E, por fim, já não aguentam mesmo


As pessoas descobriram, por fim, que não têm futuro, ou que o futuro que lhes apresentam é tão mau ou pior do que o seu presente, já amargo.


E, de repente, pessoas das mais variadas e insuspeitas condições e sensibilidades começaram a dizer que não aguentam mais.

Longe vão, com efeito, os tempos em que a jactância de alguns os levava a dizer: «Ai! aguentam, aguentam!»
Estou certo que os mesmos perguntam agora, aturdidos e indignados: «o que se passa?»

«É a (vossa) economia, estúpidos! O que é que não entendem nas reclamações que fazemos? – poderiam alguns, mais atentos e irónicos, cotejá-los na resposta. 

O que acontece é que as pessoas descobriram, por fim, que não têm futuro, ou que o futuro que lhes apresentam é tão mau ou pior do que o seu presente, já tão amargo.

Exigir, sempre mais e mais sacrifícios, deixou, por isso, de ter e fazer sentido
É isso que torna as pessoas incapazes de aguentar uma vez mais, e mais uma vez, que lhes espremam o já pouco que, ainda, têm.

Conjunto de tarefas:
**a.** Responda a partir do texto sobre os sacrifícios exigidos às pessoas:
(i) O que descobriram as pessoas, por fim?
(ii) Que frase dizia a jactância de alguns, nos tempos que já vão longe?
(iii) O que deixou de ter e fazer sentido?
**b.** Transcreva fielmente um trecho do texto sobre os sacrifícios exigidos às pessoas. Comece nas palavras "E, por fim, já" e termine depois de "já tão amargo.".
**c.** Prossiga o texto sobre os sacrifícios exigidos às pessoas, escrevendo a partir da última frase apresentada.

(Dados recolhidos)
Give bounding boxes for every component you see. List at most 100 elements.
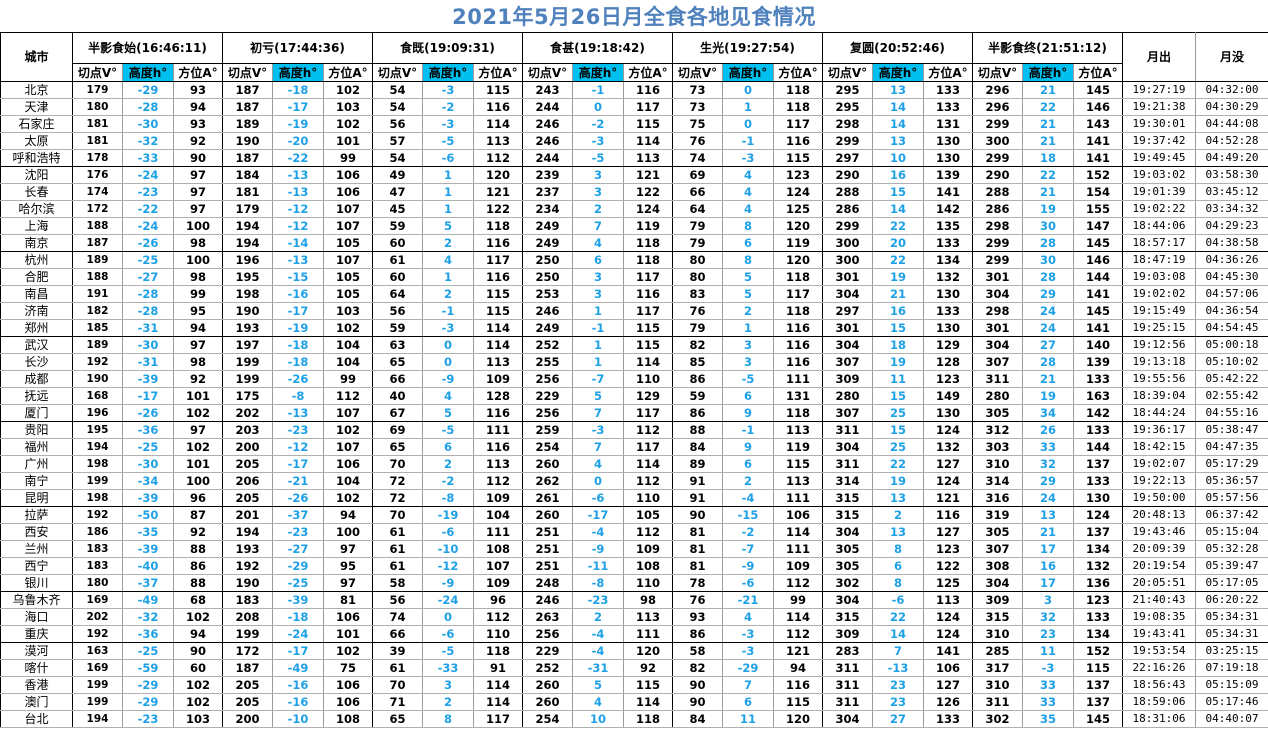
azimuth-cell: 107 [323,200,373,218]
azimuth-cell: 116 [473,98,523,116]
altitude-cell: -3 [572,132,624,150]
contact-angle-cell: 297 [822,149,873,167]
azimuth-cell: 111 [773,489,823,507]
altitude-cell: 23 [1022,625,1074,643]
altitude-cell: -21 [272,472,324,490]
altitude-cell: -17 [572,506,624,524]
azimuth-cell: 102 [323,319,373,337]
altitude-cell: -19 [422,506,474,524]
contact-angle-cell: 310 [972,625,1023,643]
azimuth-header: 方位A° [173,63,223,82]
contact-angle-cell: 49 [372,166,423,184]
contact-angle-cell: 316 [972,489,1023,507]
azimuth-cell: 141 [1073,132,1123,150]
altitude-cell: -39 [272,591,324,609]
azimuth-cell: 113 [623,608,673,626]
contact-angle-cell: 199 [222,353,273,371]
moonset-cell: 07:19:18 [1195,659,1268,677]
contact-angle-cell: 200 [222,438,273,456]
altitude-cell: 0 [422,608,474,626]
table-row: 兰州 183 -39 88 193 -27 97 61 -10 108 251 -9 109 81 -7 11… [0,540,1268,558]
contact-angle-cell: 201 [222,506,273,524]
altitude-cell: -23 [572,591,624,609]
contact-angle-cell: 200 [222,710,273,728]
altitude-cell: -25 [122,251,174,269]
contact-angle-cell: 198 [72,455,123,473]
altitude-cell: 1 [572,302,624,320]
altitude-cell: -26 [272,370,324,388]
contact-angle-cell: 193 [222,319,273,337]
azimuth-cell: 124 [923,472,973,490]
moonrise-cell: 18:44:24 [1122,404,1196,422]
city-cell: 兰州 [0,540,73,558]
azimuth-cell: 140 [1073,336,1123,354]
city-cell: 武汉 [0,336,73,354]
azimuth-cell: 106 [323,693,373,711]
altitude-cell: 13 [872,523,924,541]
moonset-cell: 04:36:26 [1195,251,1268,269]
moonrise-cell: 19:03:08 [1122,268,1196,286]
altitude-cell: -6 [422,523,474,541]
table-row: 呼和浩特 178 -33 90 187 -22 99 54 -6 112 244 -5 113 74 -3 1… [0,149,1268,167]
altitude-cell: 0 [572,472,624,490]
altitude-cell: -29 [272,557,324,575]
contact-angle-cell: 78 [672,574,723,592]
moonrise-cell: 19:08:35 [1122,608,1196,626]
contact-angle-cell: 194 [72,710,123,728]
azimuth-cell: 118 [773,98,823,116]
contact-angle-cell: 63 [372,336,423,354]
azimuth-cell: 122 [473,200,523,218]
contact-angle-cell: 181 [72,132,123,150]
azimuth-cell: 133 [1073,370,1123,388]
azimuth-cell: 96 [473,591,523,609]
altitude-cell: 28 [1022,353,1074,371]
altitude-cell: 10 [872,149,924,167]
table-row: 天津 180 -28 94 187 -17 103 54 -2 116 244 0 117 73 1 118 2… [0,98,1268,116]
moonset-cell: 05:34:31 [1195,608,1268,626]
azimuth-cell: 118 [773,268,823,286]
moonrise-cell: 18:59:06 [1122,693,1196,711]
contact-angle-cell: 65 [372,353,423,371]
table-row: 济南 182 -28 95 190 -17 103 56 -1 115 246 1 117 76 2 118 2… [0,302,1268,320]
azimuth-cell: 100 [173,251,223,269]
contact-angle-cell: 192 [72,506,123,524]
contact-angle-cell: 90 [672,693,723,711]
azimuth-cell: 133 [923,234,973,252]
moonset-header: 月没 [1195,32,1268,82]
altitude-cell: -10 [422,540,474,558]
table-row: 漠河 163 -25 90 172 -17 102 39 -5 118 229 -4 120 58 -3 12… [0,642,1268,660]
altitude-cell: 32 [1022,455,1074,473]
altitude-cell: 14 [872,115,924,133]
azimuth-cell: 114 [473,693,523,711]
contact-angle-header: 切点V° [672,63,723,82]
azimuth-cell: 123 [923,540,973,558]
azimuth-cell: 99 [323,149,373,167]
city-header: 城市 [0,32,73,82]
azimuth-cell: 133 [1073,608,1123,626]
contact-angle-cell: 189 [72,336,123,354]
azimuth-cell: 102 [323,642,373,660]
moonset-cell: 03:45:12 [1195,183,1268,201]
altitude-cell: 3 [572,268,624,286]
altitude-cell: 5 [572,387,624,405]
contact-angle-cell: 61 [372,557,423,575]
altitude-cell: 15 [872,387,924,405]
azimuth-cell: 115 [623,336,673,354]
contact-angle-cell: 205 [222,455,273,473]
azimuth-cell: 106 [923,659,973,677]
table-row: 福州 194 -25 102 200 -12 107 65 6 116 254 7 117 84 9 119 3… [0,438,1268,456]
altitude-cell: -35 [122,523,174,541]
azimuth-cell: 120 [773,251,823,269]
azimuth-cell: 90 [173,642,223,660]
altitude-cell: -4 [572,523,624,541]
altitude-cell: -15 [272,268,324,286]
azimuth-cell: 93 [173,115,223,133]
azimuth-cell: 102 [173,693,223,711]
contact-angle-cell: 181 [222,183,273,201]
azimuth-cell: 123 [1073,591,1123,609]
contact-angle-cell: 263 [522,608,573,626]
moonrise-cell: 18:47:19 [1122,251,1196,269]
contact-angle-cell: 196 [222,251,273,269]
azimuth-cell: 101 [323,625,373,643]
altitude-cell: -29 [122,676,174,694]
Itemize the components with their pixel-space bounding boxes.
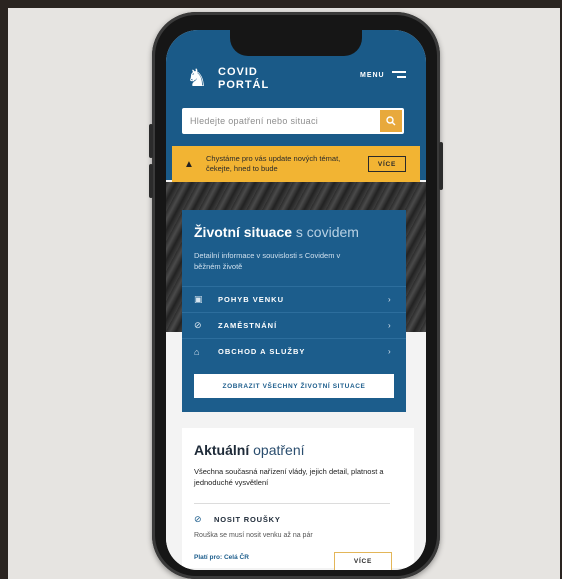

Resultados das tarefas:
**a.**
(i) Que não têm futuro, ou que o futuro que lhes apresentam é tão mau ou pior do que o seu presente, já amargo.
(ii) «Ai! aguentam, aguentam!»
(iii) Exigir sempre mais e mais sacrifícios.

**b.**
E, por fim, já não aguentam mesmo


As pessoas descobriram, por fim, que não têm futuro, ou que o futuro que lhes apresentam é tão mau ou pior do que o seu presente, já amargo.


E, de repente, pessoas das mais variadas e insuspeitas condições e sensibilidades começaram a dizer que não aguentam mais.

Longe vão, com efeito, os tempos em que a jactância de alguns os levava a dizer: «Ai! aguentam, aguentam!»
Estou certo que os mesmos perguntam agora, aturdidos e indignados: «o que se passa?»

«É a (vossa) economia, estúpidos! O que é que não entendem nas reclamações que fazemos? – poderiam alguns, mais atentos e irónicos, cotejá-los na resposta. 

O que acontece é que as pessoas descobriram, por fim, que não têm futuro, ou que o futuro que lhes apresentam é tão mau ou pior do que o seu presente, já tão amargo.

**c.**
Em Portugal, em França, em Espanha, em Itália, no Reino Unido, na própria Alemanha, em qualquer outro lado, as pessoas não querem mais ser os protagonistas passivos da anedota do inglês sovina que, economizando sempre mais e mais na comida do burro que possuía, ficou chocado quando ele morreu de fome, no preciso momento em que – para espanto do dono – já estava habituado a não comer. 

Os sacrifícios, que as pessoas ainda possam conceber sofrer, obrigam, em contrapartida, a uma promessa credível: a garantia de que, num futuro próximo e visível, algo vai mesmo mudar para melhor, desde logo para si e também para os seus filhos.

Ora, não é isso que as pessoas sentem que vai suceder desta vez, mais uma vez.
O que as leva a dizer, agora, que não aguentam mais é a antevisão, sem esperança, dos mesmos e repetidos cenários de contenção dos direitos mais fundamentais da vida humana: os que, como cantava com rara precisão, Sérgio Godinho, em 1974, se sintetizam em «o pão, a paz, habitação, saúde, educação».

Por exemplo, os salários dos mais jovens – mesmo dos doutorados, mestrados ou licenciados – não lhes permitem projetar uma vida decente: não pagam sequer a mais modesta das habitações dignas desse nome.

Depois, falta tudo o resto.

Durante os últimos tempos, desde, pelo menos, há duas décadas, na medida em que os pais estivessem vivos e conseguissem ajudar – albergando em casa os filhos e os netos – as coisas lá se iam aguentando.

Mas, e depois, quando as leis da vida se começaram a impor?
Ora, foi precisamente esse tempo de folga que os pais deram à economia que, em muitos casos, começa agora – com eles – a escassear e mesmo a acabar.

Por isso, a realidade da vida, tal como vivida neste regime dominado pelo discurso ideológico neoliberal, tornou-se, de repente, mais evidentemente sem saída.

O que sobra é uma vida bruta e bloqueada para uma grande parte das pessoas e, pior, das pessoas mais jovens.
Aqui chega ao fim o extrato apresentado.